Work to do: Report how many lines hold the word "Louise"; give nothing but the number.

Records for this task:
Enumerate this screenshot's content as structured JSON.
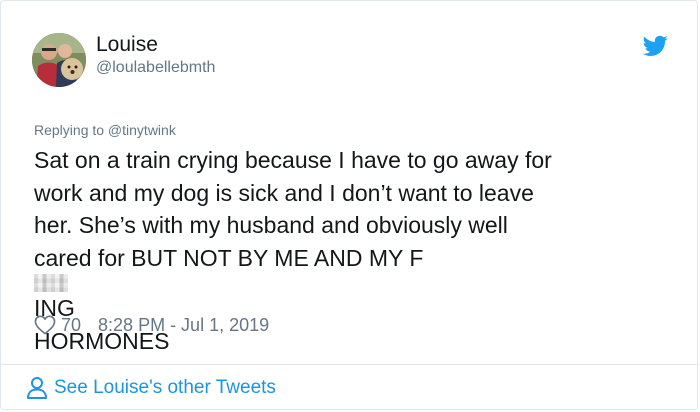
{
  "author": {
    "name": "Louise",
    "handle": "@loulabellebmth",
    "avatar_icon": "avatar-photo"
  },
  "reply": {
    "text": "Replying to @tinytwink"
  },
  "tweet": {
    "lines": [
      "Sat on a train crying because I have to go away for",
      "work and my dog is sick and I don’t want to leave",
      "her. She’s with my husband and  obviously well",
      "cared for BUT NOT BY ME AND MY F",
      "ING",
      "HORMONES"
    ]
  },
  "meta": {
    "likes": "70",
    "timestamp": "8:28 PM - Jul 1, 2019"
  },
  "footer": {
    "link_label": "See Louise's other Tweets"
  },
  "colors": {
    "text": "#14171a",
    "secondary": "#657786",
    "accent": "#1da1f2",
    "link": "#1b95e0",
    "border": "#e1e8ed"
  },
  "icons": {
    "logo": "twitter-bird-icon",
    "like": "heart-icon",
    "profile": "user-icon"
  }
}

Result of the exercise: 2